Saved entries:

+ + + +

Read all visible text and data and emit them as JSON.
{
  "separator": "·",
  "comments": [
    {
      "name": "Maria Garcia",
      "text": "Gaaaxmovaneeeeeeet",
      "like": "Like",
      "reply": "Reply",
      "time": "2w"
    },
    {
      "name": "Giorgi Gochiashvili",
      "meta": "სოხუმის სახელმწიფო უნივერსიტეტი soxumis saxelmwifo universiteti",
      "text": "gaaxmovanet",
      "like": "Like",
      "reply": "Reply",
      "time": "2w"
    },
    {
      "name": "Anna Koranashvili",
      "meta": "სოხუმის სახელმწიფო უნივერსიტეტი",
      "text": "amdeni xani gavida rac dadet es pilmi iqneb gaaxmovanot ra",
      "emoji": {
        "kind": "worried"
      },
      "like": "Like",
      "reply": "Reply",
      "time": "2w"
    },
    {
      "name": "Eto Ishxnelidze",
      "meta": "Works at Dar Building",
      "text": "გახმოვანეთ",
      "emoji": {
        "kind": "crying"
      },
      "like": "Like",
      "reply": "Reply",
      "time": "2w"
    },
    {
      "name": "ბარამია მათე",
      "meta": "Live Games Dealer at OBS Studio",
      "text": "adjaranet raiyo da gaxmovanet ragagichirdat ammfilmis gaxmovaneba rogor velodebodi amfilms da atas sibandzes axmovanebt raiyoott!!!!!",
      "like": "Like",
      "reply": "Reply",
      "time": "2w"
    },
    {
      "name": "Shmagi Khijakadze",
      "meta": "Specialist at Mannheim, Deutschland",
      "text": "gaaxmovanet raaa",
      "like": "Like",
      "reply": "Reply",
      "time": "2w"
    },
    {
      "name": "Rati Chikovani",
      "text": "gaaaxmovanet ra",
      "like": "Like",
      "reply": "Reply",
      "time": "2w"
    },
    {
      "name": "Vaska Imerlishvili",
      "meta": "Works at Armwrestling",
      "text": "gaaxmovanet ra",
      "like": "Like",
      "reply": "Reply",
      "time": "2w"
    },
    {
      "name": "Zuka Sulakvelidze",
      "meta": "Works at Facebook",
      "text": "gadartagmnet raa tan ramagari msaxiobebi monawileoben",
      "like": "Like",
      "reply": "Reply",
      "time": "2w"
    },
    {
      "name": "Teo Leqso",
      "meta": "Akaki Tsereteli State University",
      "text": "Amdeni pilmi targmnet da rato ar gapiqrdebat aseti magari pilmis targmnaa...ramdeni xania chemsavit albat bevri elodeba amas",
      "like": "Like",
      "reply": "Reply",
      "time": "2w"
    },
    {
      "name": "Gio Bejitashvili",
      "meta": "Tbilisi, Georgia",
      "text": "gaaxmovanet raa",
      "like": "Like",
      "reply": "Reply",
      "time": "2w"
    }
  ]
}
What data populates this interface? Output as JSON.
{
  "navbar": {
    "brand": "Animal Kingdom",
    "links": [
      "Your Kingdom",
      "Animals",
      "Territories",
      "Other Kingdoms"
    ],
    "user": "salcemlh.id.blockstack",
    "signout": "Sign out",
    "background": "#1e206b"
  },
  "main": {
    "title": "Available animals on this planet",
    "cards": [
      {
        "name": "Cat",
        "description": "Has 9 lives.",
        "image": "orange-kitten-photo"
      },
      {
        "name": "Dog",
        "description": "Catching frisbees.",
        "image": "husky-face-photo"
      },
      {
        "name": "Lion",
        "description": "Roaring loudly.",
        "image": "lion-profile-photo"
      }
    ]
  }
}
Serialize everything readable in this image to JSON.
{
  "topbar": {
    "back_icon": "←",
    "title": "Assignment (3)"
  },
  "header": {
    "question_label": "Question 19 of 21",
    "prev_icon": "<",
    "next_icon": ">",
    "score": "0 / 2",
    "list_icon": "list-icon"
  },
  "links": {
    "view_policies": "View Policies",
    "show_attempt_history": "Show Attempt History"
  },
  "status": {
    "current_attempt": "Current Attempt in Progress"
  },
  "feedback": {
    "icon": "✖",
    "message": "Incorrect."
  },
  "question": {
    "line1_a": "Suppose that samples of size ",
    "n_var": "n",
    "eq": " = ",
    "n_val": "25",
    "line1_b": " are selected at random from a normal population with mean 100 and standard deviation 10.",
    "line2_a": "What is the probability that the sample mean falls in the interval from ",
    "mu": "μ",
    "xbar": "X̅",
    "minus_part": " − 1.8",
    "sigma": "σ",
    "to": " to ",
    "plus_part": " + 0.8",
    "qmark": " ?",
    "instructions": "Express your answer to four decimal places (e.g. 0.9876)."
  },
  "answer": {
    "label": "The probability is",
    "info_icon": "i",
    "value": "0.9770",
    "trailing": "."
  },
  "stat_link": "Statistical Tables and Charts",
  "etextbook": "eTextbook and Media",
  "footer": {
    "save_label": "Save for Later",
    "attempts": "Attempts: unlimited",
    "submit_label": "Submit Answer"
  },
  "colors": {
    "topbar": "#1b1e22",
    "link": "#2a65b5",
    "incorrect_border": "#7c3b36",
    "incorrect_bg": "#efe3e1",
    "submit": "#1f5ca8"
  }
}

+ + + +

Point out every line holding the string "gaaxmovanet" and copy it.

      "text": "gaaxmovanet",
      "text": "gaaxmovanet raaa",
      "text": "gaaxmovanet ra",
      "text": "gaaxmovanet raa",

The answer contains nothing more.